- **WHAT THE EXERCISE ASKS**
Look for "quod" in each line of the entries, and return the matching lines.

- **DATA LINES**
──────

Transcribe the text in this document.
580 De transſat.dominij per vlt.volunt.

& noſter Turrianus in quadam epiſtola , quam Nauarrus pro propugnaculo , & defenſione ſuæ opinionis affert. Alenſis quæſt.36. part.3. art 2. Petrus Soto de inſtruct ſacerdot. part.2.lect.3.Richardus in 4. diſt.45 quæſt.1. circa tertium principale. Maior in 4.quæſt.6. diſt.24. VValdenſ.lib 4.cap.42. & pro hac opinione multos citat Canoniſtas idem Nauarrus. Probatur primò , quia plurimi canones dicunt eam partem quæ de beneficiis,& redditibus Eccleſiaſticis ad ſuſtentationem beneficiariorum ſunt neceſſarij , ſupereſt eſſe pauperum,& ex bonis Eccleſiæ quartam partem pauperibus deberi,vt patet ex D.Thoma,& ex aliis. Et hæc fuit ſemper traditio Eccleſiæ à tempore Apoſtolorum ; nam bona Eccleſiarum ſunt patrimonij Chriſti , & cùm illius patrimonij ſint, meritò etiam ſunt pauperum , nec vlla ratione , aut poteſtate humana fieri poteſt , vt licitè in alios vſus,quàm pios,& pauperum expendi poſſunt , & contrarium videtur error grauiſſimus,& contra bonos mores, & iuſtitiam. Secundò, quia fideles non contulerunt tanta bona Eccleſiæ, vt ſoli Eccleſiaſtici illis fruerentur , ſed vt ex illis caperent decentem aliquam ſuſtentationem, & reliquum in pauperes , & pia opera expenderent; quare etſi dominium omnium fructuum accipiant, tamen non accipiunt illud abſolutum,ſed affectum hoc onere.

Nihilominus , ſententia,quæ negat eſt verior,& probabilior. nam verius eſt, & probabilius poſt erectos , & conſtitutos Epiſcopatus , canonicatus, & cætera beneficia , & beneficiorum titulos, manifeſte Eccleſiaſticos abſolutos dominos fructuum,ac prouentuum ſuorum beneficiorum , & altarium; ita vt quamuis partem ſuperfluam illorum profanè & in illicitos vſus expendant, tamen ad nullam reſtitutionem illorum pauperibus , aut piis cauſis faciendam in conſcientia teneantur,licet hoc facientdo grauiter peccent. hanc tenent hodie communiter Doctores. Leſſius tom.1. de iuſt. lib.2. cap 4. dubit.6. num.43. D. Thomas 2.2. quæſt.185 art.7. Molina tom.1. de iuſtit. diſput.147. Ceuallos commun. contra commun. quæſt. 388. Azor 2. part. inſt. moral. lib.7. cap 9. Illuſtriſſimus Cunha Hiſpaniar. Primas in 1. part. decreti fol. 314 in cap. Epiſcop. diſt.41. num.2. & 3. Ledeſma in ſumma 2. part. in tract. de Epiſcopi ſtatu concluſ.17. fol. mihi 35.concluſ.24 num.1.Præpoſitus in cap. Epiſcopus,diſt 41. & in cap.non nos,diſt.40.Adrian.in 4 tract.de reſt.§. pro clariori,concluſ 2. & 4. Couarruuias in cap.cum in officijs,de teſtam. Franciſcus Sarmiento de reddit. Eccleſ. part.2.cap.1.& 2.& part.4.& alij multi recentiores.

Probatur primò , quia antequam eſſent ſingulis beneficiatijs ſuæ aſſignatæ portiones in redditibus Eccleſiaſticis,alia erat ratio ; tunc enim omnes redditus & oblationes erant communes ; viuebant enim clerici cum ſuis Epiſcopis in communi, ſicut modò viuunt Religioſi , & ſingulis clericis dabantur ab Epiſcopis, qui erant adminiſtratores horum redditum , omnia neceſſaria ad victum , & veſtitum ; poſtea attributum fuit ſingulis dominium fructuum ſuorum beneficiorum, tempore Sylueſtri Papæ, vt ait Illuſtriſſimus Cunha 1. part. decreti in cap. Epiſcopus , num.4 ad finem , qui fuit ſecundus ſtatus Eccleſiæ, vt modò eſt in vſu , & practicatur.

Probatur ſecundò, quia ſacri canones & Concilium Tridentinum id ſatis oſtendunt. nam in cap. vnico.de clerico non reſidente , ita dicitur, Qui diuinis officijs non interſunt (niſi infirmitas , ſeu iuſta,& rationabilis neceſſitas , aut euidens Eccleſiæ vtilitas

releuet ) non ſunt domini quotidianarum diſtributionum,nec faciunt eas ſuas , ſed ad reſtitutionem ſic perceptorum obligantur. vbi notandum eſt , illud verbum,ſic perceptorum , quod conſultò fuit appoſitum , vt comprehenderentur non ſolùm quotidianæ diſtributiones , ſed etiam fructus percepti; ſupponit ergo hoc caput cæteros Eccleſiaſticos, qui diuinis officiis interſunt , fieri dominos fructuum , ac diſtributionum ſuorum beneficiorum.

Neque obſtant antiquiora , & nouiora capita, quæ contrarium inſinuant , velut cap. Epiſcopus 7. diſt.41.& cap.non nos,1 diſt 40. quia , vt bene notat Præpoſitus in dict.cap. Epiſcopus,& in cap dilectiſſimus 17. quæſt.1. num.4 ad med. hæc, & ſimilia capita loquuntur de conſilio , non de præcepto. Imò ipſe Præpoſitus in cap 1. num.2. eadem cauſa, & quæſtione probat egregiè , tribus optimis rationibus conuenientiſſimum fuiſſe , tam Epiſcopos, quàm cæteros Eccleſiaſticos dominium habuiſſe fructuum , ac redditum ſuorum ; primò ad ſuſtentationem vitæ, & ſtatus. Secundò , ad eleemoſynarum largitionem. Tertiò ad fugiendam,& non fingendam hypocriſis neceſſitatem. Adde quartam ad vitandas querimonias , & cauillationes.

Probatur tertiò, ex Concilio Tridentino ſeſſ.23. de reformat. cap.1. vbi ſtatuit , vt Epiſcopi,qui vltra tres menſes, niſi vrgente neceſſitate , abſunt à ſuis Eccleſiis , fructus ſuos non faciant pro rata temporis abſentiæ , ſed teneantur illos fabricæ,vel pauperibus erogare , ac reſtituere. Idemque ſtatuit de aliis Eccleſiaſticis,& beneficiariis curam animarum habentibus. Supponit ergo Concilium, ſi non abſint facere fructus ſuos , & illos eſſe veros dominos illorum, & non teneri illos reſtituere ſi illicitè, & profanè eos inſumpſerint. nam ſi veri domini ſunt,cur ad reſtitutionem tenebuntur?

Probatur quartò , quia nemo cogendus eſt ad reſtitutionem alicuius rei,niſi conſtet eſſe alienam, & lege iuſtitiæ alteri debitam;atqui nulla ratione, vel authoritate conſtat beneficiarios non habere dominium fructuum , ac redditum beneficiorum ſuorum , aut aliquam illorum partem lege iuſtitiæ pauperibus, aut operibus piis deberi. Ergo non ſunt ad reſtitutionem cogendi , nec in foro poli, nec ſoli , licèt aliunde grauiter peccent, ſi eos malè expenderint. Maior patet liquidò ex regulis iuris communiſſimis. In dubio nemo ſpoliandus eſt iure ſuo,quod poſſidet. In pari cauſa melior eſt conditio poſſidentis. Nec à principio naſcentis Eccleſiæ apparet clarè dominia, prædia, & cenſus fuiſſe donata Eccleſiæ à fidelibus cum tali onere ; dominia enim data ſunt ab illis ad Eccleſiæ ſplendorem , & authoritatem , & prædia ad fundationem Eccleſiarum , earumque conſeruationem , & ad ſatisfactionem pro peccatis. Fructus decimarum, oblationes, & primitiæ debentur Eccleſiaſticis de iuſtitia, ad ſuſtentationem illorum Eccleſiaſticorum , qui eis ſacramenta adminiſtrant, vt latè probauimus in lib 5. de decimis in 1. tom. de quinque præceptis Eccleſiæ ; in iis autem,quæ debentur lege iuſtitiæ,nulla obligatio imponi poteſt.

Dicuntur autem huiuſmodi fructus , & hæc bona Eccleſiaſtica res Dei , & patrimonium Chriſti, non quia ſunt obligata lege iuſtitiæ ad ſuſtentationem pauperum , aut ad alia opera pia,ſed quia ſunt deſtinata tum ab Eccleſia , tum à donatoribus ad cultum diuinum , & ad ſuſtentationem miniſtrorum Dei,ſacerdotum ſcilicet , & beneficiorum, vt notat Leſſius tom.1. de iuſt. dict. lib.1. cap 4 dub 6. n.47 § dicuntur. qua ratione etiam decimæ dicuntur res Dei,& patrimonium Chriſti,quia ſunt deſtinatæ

──────

- **FULL SOLUTION**
releuet ) non ſunt domini quotidianarum diſtributionum,nec faciunt eas ſuas , ſed ad reſtitutionem ſic perceptorum obligantur. vbi notandum eſt , illud verbum,ſic perceptorum , quod conſultò fuit appoſitum , vt comprehenderentur non ſolùm quotidianæ diſtributiones , ſed etiam fructus percepti; ſupponit ergo hoc caput cæteros Eccleſiaſticos, qui diuinis officiis interſunt , fieri dominos fructuum , ac diſtributionum ſuorum beneficiorum.
Probatur quartò , quia nemo cogendus eſt ad reſtitutionem alicuius rei,niſi conſtet eſſe alienam, & lege iuſtitiæ alteri debitam;atqui nulla ratione, vel authoritate conſtat beneficiarios non habere dominium fructuum , ac redditum beneficiorum ſuorum , aut aliquam illorum partem lege iuſtitiæ pauperibus, aut operibus piis deberi. Ergo non ſunt ad reſtitutionem cogendi , nec in foro poli, nec ſoli , licèt aliunde grauiter peccent, ſi eos malè expenderint. Maior patet liquidò ex regulis iuris communiſſimis. In dubio nemo ſpoliandus eſt iure ſuo,quod poſſidet. In pari cauſa melior eſt conditio poſſidentis. Nec à principio naſcentis Eccleſiæ apparet clarè dominia, prædia, & cenſus fuiſſe donata Eccleſiæ à fidelibus cum tali onere ; dominia enim data ſunt ab illis ad Eccleſiæ ſplendorem , & authoritatem , & prædia ad fundationem Eccleſiarum , earumque conſeruationem , & ad ſatisfactionem pro peccatis. Fructus decimarum, oblationes, & primitiæ debentur Eccleſiaſticis de iuſtitia, ad ſuſtentationem illorum Eccleſiaſticorum , qui eis ſacramenta adminiſtrant, vt latè probauimus in lib 5. de decimis in 1. tom. de quinque præceptis Eccleſiæ ; in iis autem,quæ debentur lege iuſtitiæ,nulla obligatio imponi poteſt.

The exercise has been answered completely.